Give a verbatim copy of the lines below, minus the pictures.

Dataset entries
((

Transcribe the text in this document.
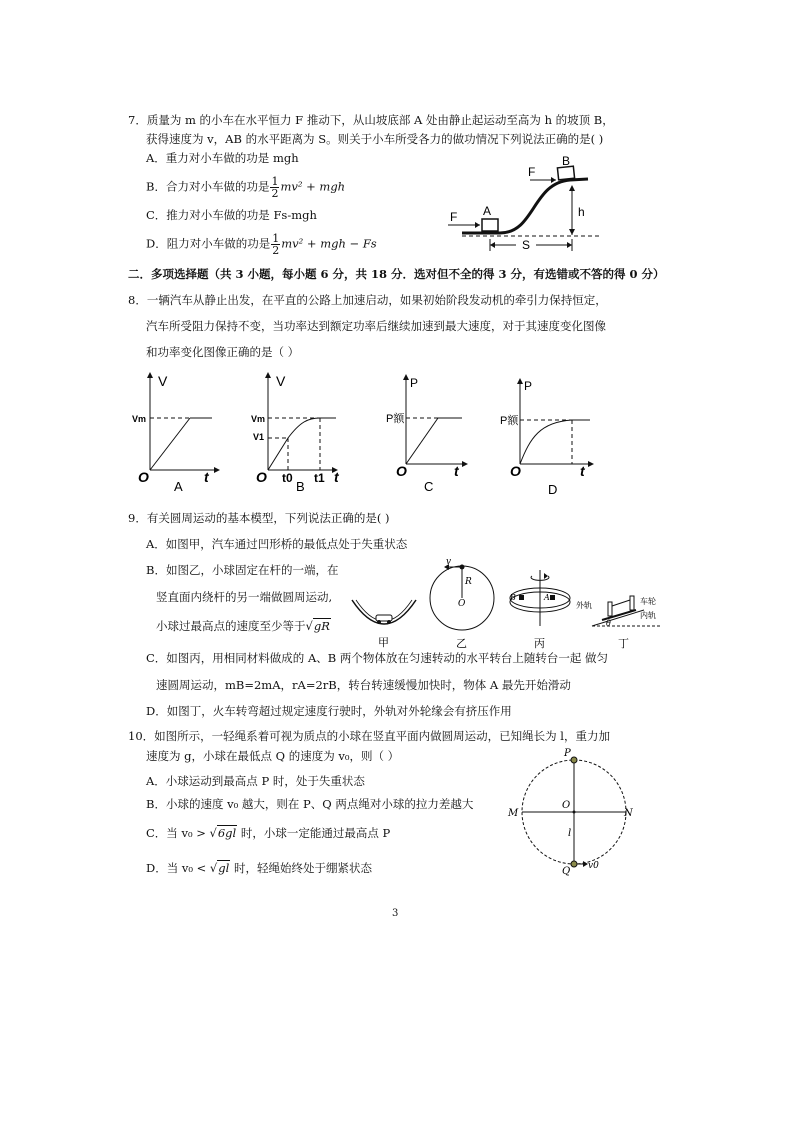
7．质量为 m 的小车在水平恒力 F 推动下，从山坡底部 A 处由静止起运动至高为 h 的坡顶 B，
获得速度为 v，AB 的水平距离为 S。则关于小车所受各力的做功情况下列说法正确的是( )
A．重力对小车做的功是 mgh
B．合力对小车做的功是 $\frac{1}{2} mv^2$ + mgh
C．推力对小车做的功是 Fs-mgh
D．阻力对小车做的功是 $\frac{1}{2} mv^2$ + mgh − Fs
F
F
A
B
h
S
二．多项选择题（共 3 小题，每小题 6 分，共 18 分．选对但不全的得 3 分，有选错或不答的得 0 分）
8．一辆汽车从静止出发，在平直的公路上加速启动，如果初始阶段发动机的牵引力保持恒定，
汽车所受阻力保持不变，当功率达到额定功率后继续加速到最大速度，对于其速度变化图像
和功率变化图像正确的是（ ）
V
Vm
O	t
A
V
Vm
V1
O t0 t1 t
B
P
P额
O	t
C
P
P额
O	t
D
9．有关圆周运动的基本模型，下列说法正确的是( )
A．如图甲，汽车通过凹形桥的最低点处于失重状态
B．如图乙，小球固定在杆的一端，在
竖直面内绕杆的另一端做圆周运动,
小球过最高点的速度至少等于√gR
C．如图丙，用相同材料做成的 A、B 两个物体放在匀速转动的水平转台上随转台一起 做匀
速圆周运动，mB=2mA，rA=2rB，转台转速缓慢加快时，物体 A 最先开始滑动
D．如图丁，火车转弯超过规定速度行驶时，外轨对外轮缘会有挤压作用
甲
v
R
O
乙
B	A
丙
外轨	车轮
内轨
θ
丁
10．如图所示，一轻绳系着可视为质点的小球在竖直平面内做圆周运动，已知绳长为 l，重力加
速度为 g，小球在最低点 Q 的速度为 v₀，则（ ）
A．小球运动到最高点 P 时，处于失重状态
B．小球的速度 v₀ 越大，则在 P、Q 两点绳对小球的拉力差越大
C．当 v₀ > √6gl 时，小球一定能通过最高点 P
D．当 v₀ < √gl 时，轻绳始终处于绷紧状态
P
Q
M	N
O
l
v0
3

))

* Answer to the problem:
Transcribe the text in this document.
7．质量为 m 的小车在水平恒力 F 推动下，从山坡底部 A 处由静止起运动至高为 h 的坡顶 B，
获得速度为 v，AB 的水平距离为 S。则关于小车所受各力的做功情况下列说法正确的是( )
A．重力对小车做的功是 mgh
B．合力对小车做的功是 $\frac{1}{2} mv^2$ + mgh
C．推力对小车做的功是 Fs-mgh
D．阻力对小车做的功是 $\frac{1}{2} mv^2$ + mgh − Fs
F
F
A
B
h
S
二．多项选择题（共 3 小题，每小题 6 分，共 18 分．选对但不全的得 3 分，有选错或不答的得 0 分）
8．一辆汽车从静止出发，在平直的公路上加速启动，如果初始阶段发动机的牵引力保持恒定，
汽车所受阻力保持不变，当功率达到额定功率后继续加速到最大速度，对于其速度变化图像
和功率变化图像正确的是（ ）
V
Vm
O	t
A
V
Vm
V1
O t0 t1 t
B
P
P额
O	t
C
P
P额
O	t
D
9．有关圆周运动的基本模型，下列说法正确的是( )
A．如图甲，汽车通过凹形桥的最低点处于失重状态
B．如图乙，小球固定在杆的一端，在
竖直面内绕杆的另一端做圆周运动,
小球过最高点的速度至少等于√gR
C．如图丙，用相同材料做成的 A、B 两个物体放在匀速转动的水平转台上随转台一起 做匀
速圆周运动，mB=2mA，rA=2rB，转台转速缓慢加快时，物体 A 最先开始滑动
D．如图丁，火车转弯超过规定速度行驶时，外轨对外轮缘会有挤压作用
甲
v
R
O
乙
B	A
丙
外轨	车轮
内轨
θ
丁
10．如图所示，一轻绳系着可视为质点的小球在竖直平面内做圆周运动，已知绳长为 l，重力加
速度为 g，小球在最低点 Q 的速度为 v₀，则（ ）
A．小球运动到最高点 P 时，处于失重状态
B．小球的速度 v₀ 越大，则在 P、Q 两点绳对小球的拉力差越大
C．当 v₀ > √6gl 时，小球一定能通过最高点 P
D．当 v₀ < √gl 时，轻绳始终处于绷紧状态
P
Q
M	N
O
l
v0
3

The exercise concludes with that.